▶ _Task description_
Each record below should be output verbatim, without pictures.

▶ _Input for this task_
>> Start
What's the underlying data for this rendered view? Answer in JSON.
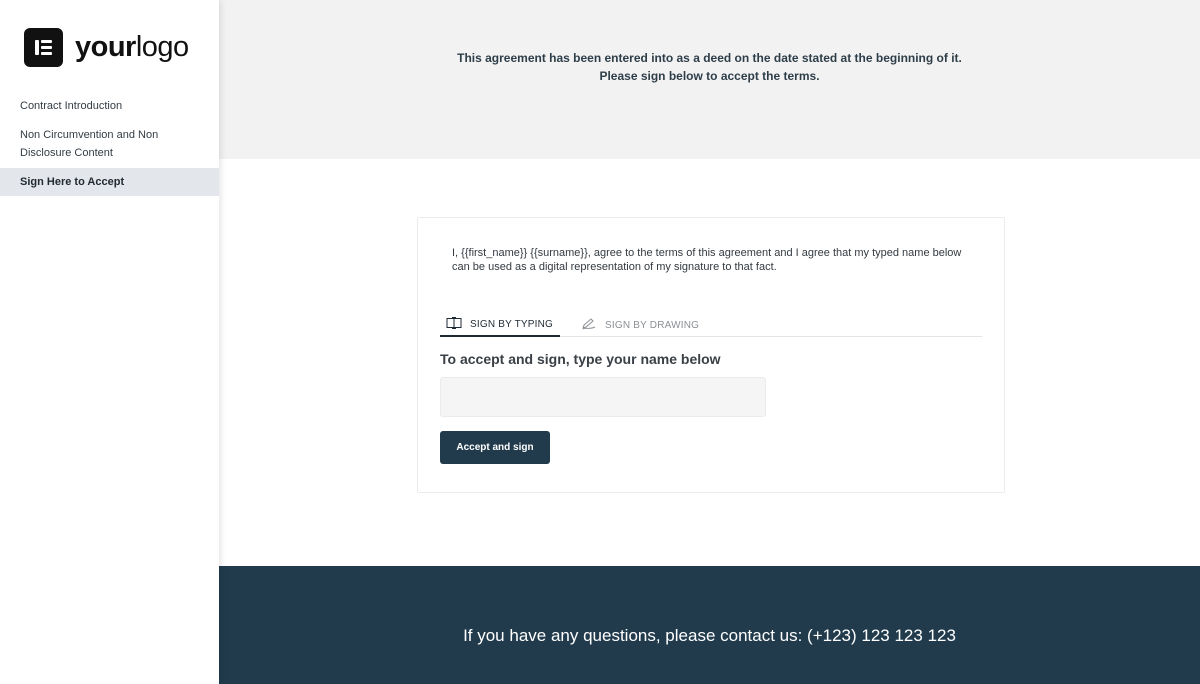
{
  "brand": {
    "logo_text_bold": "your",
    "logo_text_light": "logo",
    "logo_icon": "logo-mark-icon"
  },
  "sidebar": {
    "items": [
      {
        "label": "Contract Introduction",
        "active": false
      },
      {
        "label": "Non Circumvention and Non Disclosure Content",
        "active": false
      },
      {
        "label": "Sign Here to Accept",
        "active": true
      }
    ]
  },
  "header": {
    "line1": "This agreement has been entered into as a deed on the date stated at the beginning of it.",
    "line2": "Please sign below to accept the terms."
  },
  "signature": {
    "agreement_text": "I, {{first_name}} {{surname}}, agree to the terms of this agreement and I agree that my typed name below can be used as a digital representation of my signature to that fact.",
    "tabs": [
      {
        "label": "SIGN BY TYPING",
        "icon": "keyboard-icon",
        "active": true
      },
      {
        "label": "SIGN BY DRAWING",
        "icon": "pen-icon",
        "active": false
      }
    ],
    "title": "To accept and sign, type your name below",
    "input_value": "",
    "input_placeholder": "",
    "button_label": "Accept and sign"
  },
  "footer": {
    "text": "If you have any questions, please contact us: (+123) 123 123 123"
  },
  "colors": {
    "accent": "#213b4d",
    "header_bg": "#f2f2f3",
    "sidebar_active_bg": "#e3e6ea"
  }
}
>> End
▶ _Correct output_
What's the underlying data for this rendered view? Answer in JSON.
{
  "brand": {
    "logo_text_bold": "your",
    "logo_text_light": "logo",
    "logo_icon": "logo-mark-icon"
  },
  "sidebar": {
    "items": [
      {
        "label": "Contract Introduction",
        "active": false
      },
      {
        "label": "Non Circumvention and Non Disclosure Content",
        "active": false
      },
      {
        "label": "Sign Here to Accept",
        "active": true
      }
    ]
  },
  "header": {
    "line1": "This agreement has been entered into as a deed on the date stated at the beginning of it.",
    "line2": "Please sign below to accept the terms."
  },
  "signature": {
    "agreement_text": "I, {{first_name}} {{surname}}, agree to the terms of this agreement and I agree that my typed name below can be used as a digital representation of my signature to that fact.",
    "tabs": [
      {
        "label": "SIGN BY TYPING",
        "icon": "keyboard-icon",
        "active": true
      },
      {
        "label": "SIGN BY DRAWING",
        "icon": "pen-icon",
        "active": false
      }
    ],
    "title": "To accept and sign, type your name below",
    "input_value": "",
    "input_placeholder": "",
    "button_label": "Accept and sign"
  },
  "footer": {
    "text": "If you have any questions, please contact us: (+123) 123 123 123"
  },
  "colors": {
    "accent": "#213b4d",
    "header_bg": "#f2f2f3",
    "sidebar_active_bg": "#e3e6ea"
  }
}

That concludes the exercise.